### Study questions
[a] Please list the authors named in the abstract on synthetic gene vectors.
[b] Carry the abstract on synthetic gene vectors forward from its final sentence.

======== Excerpted passage ========

- 3:53 PM

Searching for Optimal Properties of Synthetic Gene Vectors Via Simulations of Intracellular Transport Processes

Chinmay Pangarkar, Anh-Tuan Dinh, Theo Theofanous, and Samir Mitragotri. Chemical Engineering, University of California, Santa Barbara, Dept. of Chemical Engineering, Santa Barbara, CA 93106

Polymer-based nanocarriers for gene delivery vectors are being used extensively for in- vitro transfections and have also been used in clinical trials. However, they suffer from low efficiency which stems from the numerous barriers which retain or destroy a majority of the gene dose before it can reach the host nucleus. Thousands of different polymers have been used to enhance delivery efficiency, but only a few of these have been found to be significantly better than polyethylenimine (PEI25kDa), the accepted standard in polymer-based gene delivery. Further, it is not clear whether these polymers, many of which have been developed and optimized for use with cultured cells, will be effective in in vivo applications. The most significant issue, however, is that even the best polyplexes are 1000-fold less efficient than viral vectors such as adenoviruses.

======== Raw data ========

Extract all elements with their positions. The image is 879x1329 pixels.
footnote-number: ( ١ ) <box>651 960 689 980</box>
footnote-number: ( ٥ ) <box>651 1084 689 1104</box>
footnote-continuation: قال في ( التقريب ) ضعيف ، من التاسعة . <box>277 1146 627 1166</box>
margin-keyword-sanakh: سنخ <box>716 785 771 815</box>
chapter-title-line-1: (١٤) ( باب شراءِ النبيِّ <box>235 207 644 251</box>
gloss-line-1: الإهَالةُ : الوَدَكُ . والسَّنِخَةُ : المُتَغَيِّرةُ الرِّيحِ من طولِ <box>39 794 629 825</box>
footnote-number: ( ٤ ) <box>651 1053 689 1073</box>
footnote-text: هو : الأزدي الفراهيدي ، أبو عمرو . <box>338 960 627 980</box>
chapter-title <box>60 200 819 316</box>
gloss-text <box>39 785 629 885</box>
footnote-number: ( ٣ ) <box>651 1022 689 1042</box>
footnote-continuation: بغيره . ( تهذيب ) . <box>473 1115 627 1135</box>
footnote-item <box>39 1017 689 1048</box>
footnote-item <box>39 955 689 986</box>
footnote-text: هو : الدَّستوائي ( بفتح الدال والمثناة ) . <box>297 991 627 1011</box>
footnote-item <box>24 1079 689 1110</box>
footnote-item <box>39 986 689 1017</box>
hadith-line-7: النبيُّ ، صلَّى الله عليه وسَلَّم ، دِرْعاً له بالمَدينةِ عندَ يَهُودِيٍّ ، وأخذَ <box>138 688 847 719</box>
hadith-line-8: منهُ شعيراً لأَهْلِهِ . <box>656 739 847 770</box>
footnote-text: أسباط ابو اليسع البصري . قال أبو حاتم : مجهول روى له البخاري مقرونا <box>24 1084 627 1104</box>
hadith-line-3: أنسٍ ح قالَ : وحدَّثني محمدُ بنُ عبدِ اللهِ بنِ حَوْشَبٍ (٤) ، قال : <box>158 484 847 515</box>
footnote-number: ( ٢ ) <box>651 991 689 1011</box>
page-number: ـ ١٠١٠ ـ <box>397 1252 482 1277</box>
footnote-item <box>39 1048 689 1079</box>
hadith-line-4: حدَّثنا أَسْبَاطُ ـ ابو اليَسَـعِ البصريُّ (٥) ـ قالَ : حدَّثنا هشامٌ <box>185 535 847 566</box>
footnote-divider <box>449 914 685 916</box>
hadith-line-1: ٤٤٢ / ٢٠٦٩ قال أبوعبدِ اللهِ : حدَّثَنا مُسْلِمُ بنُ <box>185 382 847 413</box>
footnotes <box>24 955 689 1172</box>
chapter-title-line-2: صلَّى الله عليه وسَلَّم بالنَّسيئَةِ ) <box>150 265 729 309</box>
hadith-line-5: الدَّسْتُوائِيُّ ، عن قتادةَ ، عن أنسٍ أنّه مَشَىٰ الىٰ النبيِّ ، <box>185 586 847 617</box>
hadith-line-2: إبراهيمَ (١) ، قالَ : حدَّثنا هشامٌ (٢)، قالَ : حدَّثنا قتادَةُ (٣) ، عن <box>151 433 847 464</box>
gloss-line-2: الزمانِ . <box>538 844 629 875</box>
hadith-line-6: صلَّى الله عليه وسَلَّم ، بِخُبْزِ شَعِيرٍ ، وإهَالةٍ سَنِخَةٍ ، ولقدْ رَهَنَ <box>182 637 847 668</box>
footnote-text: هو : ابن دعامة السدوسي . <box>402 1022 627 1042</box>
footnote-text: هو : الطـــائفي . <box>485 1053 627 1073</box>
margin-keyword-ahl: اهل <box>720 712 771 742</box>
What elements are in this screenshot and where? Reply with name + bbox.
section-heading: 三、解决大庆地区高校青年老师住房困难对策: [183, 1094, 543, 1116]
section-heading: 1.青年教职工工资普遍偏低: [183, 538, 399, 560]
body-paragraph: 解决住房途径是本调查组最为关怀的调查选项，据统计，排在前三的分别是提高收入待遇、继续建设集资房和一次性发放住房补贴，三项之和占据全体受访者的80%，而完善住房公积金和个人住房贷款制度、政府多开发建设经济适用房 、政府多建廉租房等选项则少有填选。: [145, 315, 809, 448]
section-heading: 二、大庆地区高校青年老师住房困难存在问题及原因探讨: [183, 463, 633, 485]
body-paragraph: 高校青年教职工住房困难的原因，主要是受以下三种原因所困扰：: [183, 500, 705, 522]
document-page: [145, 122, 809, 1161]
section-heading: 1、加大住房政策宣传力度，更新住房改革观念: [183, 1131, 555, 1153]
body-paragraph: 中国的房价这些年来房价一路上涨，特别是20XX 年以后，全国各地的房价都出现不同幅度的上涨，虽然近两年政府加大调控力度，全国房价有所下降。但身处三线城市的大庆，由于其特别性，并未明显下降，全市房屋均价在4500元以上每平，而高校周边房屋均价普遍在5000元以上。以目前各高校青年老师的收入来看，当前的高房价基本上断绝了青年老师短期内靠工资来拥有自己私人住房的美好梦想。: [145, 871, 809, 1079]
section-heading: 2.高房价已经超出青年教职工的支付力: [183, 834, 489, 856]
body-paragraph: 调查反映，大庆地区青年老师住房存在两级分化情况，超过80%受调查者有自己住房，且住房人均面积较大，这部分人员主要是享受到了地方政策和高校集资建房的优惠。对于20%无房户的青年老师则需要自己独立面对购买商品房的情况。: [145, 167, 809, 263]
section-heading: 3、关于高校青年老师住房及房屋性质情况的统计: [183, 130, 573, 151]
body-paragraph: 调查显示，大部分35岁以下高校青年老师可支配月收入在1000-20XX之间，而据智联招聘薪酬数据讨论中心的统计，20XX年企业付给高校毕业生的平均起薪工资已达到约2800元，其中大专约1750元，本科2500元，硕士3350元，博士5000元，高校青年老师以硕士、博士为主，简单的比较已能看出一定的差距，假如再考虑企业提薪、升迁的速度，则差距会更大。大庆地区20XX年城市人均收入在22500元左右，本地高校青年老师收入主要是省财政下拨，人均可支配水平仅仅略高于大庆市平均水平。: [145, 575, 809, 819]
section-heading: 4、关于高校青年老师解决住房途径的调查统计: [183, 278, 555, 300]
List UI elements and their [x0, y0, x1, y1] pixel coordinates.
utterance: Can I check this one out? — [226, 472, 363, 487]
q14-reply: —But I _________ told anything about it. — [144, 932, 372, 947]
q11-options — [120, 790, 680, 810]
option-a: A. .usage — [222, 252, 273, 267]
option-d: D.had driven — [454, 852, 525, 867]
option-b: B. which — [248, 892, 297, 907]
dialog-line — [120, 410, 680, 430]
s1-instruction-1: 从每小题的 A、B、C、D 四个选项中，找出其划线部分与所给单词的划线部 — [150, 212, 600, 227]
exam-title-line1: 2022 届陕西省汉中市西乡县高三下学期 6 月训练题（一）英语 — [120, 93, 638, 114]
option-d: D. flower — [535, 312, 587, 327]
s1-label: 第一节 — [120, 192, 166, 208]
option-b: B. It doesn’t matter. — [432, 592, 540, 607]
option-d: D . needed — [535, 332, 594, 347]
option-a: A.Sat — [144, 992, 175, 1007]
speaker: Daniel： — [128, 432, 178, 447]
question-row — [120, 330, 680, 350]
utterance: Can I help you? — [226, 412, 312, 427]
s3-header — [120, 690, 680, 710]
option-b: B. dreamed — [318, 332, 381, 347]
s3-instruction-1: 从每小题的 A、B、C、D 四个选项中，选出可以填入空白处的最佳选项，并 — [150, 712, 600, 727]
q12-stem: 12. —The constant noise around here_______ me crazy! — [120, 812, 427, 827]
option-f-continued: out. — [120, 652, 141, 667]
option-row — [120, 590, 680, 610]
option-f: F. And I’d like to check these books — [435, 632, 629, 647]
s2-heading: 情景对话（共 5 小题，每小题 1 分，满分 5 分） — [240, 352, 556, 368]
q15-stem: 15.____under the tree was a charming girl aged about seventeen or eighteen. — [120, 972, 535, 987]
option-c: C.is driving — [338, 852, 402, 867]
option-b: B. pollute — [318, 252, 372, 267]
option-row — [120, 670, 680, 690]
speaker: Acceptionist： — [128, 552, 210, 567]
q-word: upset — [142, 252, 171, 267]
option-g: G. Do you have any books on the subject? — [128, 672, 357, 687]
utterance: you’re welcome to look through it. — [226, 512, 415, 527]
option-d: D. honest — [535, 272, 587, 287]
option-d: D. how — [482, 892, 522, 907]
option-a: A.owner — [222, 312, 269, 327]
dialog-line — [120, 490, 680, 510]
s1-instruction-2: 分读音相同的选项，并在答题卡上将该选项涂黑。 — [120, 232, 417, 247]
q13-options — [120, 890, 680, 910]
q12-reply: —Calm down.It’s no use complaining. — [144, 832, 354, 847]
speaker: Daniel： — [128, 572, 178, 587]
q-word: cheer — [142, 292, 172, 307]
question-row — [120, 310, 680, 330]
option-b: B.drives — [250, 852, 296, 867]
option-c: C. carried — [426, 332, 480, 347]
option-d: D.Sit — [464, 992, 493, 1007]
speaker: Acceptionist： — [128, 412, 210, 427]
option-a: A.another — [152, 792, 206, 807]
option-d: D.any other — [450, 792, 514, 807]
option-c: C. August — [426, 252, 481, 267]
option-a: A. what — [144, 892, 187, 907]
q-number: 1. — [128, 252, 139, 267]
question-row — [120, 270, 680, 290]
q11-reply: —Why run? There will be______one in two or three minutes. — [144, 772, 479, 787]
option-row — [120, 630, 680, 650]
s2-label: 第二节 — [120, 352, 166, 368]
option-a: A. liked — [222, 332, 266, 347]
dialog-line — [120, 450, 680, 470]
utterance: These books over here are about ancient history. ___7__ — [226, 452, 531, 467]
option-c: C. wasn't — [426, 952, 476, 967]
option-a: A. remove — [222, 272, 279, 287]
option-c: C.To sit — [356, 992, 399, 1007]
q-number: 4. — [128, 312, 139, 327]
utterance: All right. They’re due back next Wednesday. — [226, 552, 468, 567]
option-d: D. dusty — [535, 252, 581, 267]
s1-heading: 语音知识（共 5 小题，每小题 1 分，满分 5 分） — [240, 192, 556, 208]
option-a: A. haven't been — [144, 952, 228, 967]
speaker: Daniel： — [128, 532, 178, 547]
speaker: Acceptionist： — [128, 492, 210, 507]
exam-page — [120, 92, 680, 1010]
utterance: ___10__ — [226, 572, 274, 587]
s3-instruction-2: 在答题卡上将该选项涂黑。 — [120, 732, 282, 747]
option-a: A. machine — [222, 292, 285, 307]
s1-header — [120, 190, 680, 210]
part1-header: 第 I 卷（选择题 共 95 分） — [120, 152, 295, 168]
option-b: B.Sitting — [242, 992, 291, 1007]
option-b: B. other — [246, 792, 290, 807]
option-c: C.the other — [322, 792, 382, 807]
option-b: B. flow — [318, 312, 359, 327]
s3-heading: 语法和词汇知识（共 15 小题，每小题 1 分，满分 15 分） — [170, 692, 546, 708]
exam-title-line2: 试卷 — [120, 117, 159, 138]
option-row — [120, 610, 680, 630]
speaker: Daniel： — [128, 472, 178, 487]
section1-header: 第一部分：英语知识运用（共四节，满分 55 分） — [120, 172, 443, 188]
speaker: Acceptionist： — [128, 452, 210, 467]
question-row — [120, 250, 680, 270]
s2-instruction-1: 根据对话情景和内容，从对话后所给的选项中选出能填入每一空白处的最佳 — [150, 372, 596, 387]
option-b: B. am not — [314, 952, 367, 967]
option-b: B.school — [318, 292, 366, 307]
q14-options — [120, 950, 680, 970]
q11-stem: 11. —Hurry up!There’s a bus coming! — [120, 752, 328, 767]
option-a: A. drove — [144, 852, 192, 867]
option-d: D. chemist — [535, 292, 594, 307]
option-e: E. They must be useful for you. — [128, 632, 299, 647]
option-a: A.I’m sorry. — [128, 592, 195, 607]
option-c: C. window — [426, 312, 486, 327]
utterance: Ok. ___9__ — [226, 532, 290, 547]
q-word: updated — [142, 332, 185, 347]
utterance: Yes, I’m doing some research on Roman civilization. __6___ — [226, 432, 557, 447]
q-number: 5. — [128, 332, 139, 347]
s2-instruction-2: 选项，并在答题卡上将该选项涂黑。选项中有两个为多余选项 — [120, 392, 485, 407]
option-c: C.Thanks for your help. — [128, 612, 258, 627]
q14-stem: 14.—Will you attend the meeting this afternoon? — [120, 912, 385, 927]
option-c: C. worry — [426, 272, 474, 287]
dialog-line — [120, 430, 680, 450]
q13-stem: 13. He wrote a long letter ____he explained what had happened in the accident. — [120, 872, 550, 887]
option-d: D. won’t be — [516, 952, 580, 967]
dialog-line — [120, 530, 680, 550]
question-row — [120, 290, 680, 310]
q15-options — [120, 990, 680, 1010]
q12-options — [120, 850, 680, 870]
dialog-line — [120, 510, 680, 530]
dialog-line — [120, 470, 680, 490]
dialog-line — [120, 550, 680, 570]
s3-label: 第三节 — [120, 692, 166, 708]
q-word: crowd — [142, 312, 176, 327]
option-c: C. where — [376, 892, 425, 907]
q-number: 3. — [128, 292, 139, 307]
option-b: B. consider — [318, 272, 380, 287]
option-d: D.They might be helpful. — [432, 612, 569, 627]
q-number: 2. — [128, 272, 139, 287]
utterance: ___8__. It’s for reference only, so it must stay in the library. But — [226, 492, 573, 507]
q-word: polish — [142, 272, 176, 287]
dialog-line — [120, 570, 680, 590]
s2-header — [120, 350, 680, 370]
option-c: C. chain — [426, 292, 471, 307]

========

### Your written answers
[a] Chinmay Pangarkar, Anh-Tuan Dinh, Theo Theofanous, Samir Mitragotri

[b]
This remarkable difference between the best synthetic vector and a typical viral vector leads to a key question: Is there an inherent limitation to polyplexes? Or have we not found the magic polymer yet? In order to address this question we develop a detailed model of the gene delivery pathway which includes information about both the host cell and the vector, from the whole cell level to the single particle level. Firstly, the model shows that there exists a strong effect of cell morphology on the optimum intracellular itinerary of the vector. For flat, adherent, 2D cells in vitro the optimal pathway corresponds to enhancing the rates of all the steps involved. However, this is entirely due to the large number of vectors that enter directly on top the cell nucleus and are thus proximal to it. On the other hand, for ellipsoidal 3D cells in vivo the optimal pathway is much more complicated. There exist strong optima in the rates of endosomal escape and vector unpacking and greater enhancement in these rates actually reduces the delivery efficiency by up to 1000-fold. The optima themselves depend upon other parameters, showing that a systems analysis is essential to arrive at the optimal pathway.

On the absolute scale, the model predicts that the maximum delivery efficiency achievable by polyplexes even after optimization, is still very low compared to adenoviruses. This limit exists because of the low mobility of the vector in cell cytoplasm and its failure to protect DNA until the point of nuclear entry. New strategies for improved efficiency are proposed based on the findings from this study.